• Exercise: Repeat every record below exactly, omitting any pictures.

• Records shown:
**********

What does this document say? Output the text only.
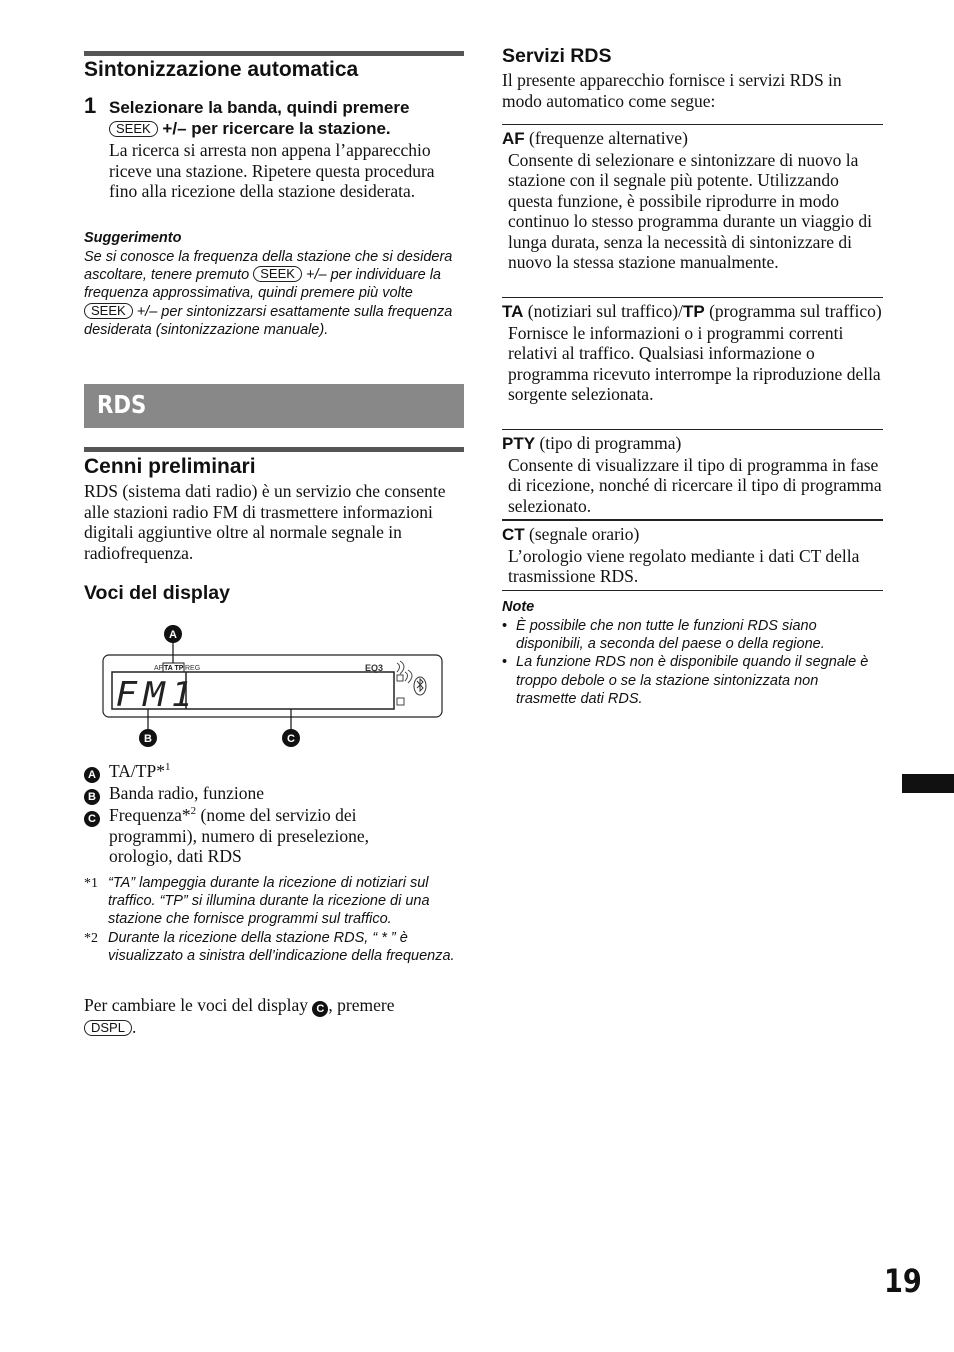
Sintonizzazione automatica
1 Selezionare la banda, quindi premere
SEEK +/– per ricercare la stazione.
La ricerca si arresta non appena l’apparecchio riceve una stazione. Ripetere questa procedura fino alla ricezione della stazione desiderata.
Suggerimento
Se si conosce la frequenza della stazione che si desidera ascoltare, tenere premuto SEEK +/– per individuare la frequenza approssimativa, quindi premere più volte SEEK +/– per sintonizzarsi esattamente sulla frequenza desiderata (sintonizzazione manuale).
RDS
Cenni preliminari
RDS (sistema dati radio) è un servizio che consente alle stazioni radio FM di trasmettere informazioni digitali aggiuntive oltre al normale segnale in radiofrequenza.
Voci del display
FM1
AF TA TP REG	EQ3
A
B	C
A TA/TP*$^1$
B Banda radio, funzione
C Frequenza*$^2$ (nome del servizio dei programmi), numero di preselezione, orologio, dati RDS
*1 “TA” lampeggia durante la ricezione di notiziari sul traffico. “TP” si illumina durante la ricezione di una stazione che fornisce programmi sul traffico.
*2 Durante la ricezione della stazione RDS, “ * ” è visualizzato a sinistra dell’indicazione della frequenza.
Per cambiare le voci del display C , premere
DSPL .
Servizi RDS
Il presente apparecchio fornisce i servizi RDS in modo automatico come segue:
AF (frequenze alternative)
Consente di selezionare e sintonizzare di nuovo la stazione con il segnale più potente. Utilizzando questa funzione, è possibile riprodurre in modo continuo lo stesso programma durante un viaggio di lunga durata, senza la necessità di sintonizzare di nuovo la stessa stazione manualmente.
TA (notiziari sul traffico)/TP (programma sul traffico)
Fornisce le informazioni o i programmi correnti relativi al traffico. Qualsiasi informazione o programma ricevuto interrompe la riproduzione della sorgente selezionata.
PTY (tipo di programma)
Consente di visualizzare il tipo di programma in fase di ricezione, nonché di ricercare il tipo di programma selezionato.
CT (segnale orario)
L’orologio viene regolato mediante i dati CT della trasmissione RDS.
Note
• È possibile che non tutte le funzioni RDS siano disponibili, a seconda del paese o della regione.
• La funzione RDS non è disponibile quando il segnale è troppo debole o se la stazione sintonizzata non trasmette dati RDS.
19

**********

• Reply to the task:
What does this document say? Output the text only.
Sintonizzazione automatica
1 Selezionare la banda, quindi premere
SEEK +/– per ricercare la stazione.
La ricerca si arresta non appena l’apparecchio riceve una stazione. Ripetere questa procedura fino alla ricezione della stazione desiderata.
Suggerimento
Se si conosce la frequenza della stazione che si desidera ascoltare, tenere premuto SEEK +/– per individuare la frequenza approssimativa, quindi premere più volte SEEK +/– per sintonizzarsi esattamente sulla frequenza desiderata (sintonizzazione manuale).
RDS
Cenni preliminari
RDS (sistema dati radio) è un servizio che consente alle stazioni radio FM di trasmettere informazioni digitali aggiuntive oltre al normale segnale in radiofrequenza.
Voci del display
FM1
AF TA TP REG	EQ3
A
B	C
A TA/TP*$^1$
B Banda radio, funzione
C Frequenza*$^2$ (nome del servizio dei programmi), numero di preselezione, orologio, dati RDS
*1 “TA” lampeggia durante la ricezione di notiziari sul traffico. “TP” si illumina durante la ricezione di una stazione che fornisce programmi sul traffico.
*2 Durante la ricezione della stazione RDS, “ * ” è visualizzato a sinistra dell’indicazione della frequenza.
Per cambiare le voci del display C , premere
DSPL .
Servizi RDS
Il presente apparecchio fornisce i servizi RDS in modo automatico come segue:
AF (frequenze alternative)
Consente di selezionare e sintonizzare di nuovo la stazione con il segnale più potente. Utilizzando questa funzione, è possibile riprodurre in modo continuo lo stesso programma durante un viaggio di lunga durata, senza la necessità di sintonizzare di nuovo la stessa stazione manualmente.
TA (notiziari sul traffico)/TP (programma sul traffico)
Fornisce le informazioni o i programmi correnti relativi al traffico. Qualsiasi informazione o programma ricevuto interrompe la riproduzione della sorgente selezionata.
PTY (tipo di programma)
Consente di visualizzare il tipo di programma in fase di ricezione, nonché di ricercare il tipo di programma selezionato.
CT (segnale orario)
L’orologio viene regolato mediante i dati CT della trasmissione RDS.
Note
• È possibile che non tutte le funzioni RDS siano disponibili, a seconda del paese o della regione.
• La funzione RDS non è disponibile quando il segnale è troppo debole o se la stazione sintonizzata non trasmette dati RDS.
19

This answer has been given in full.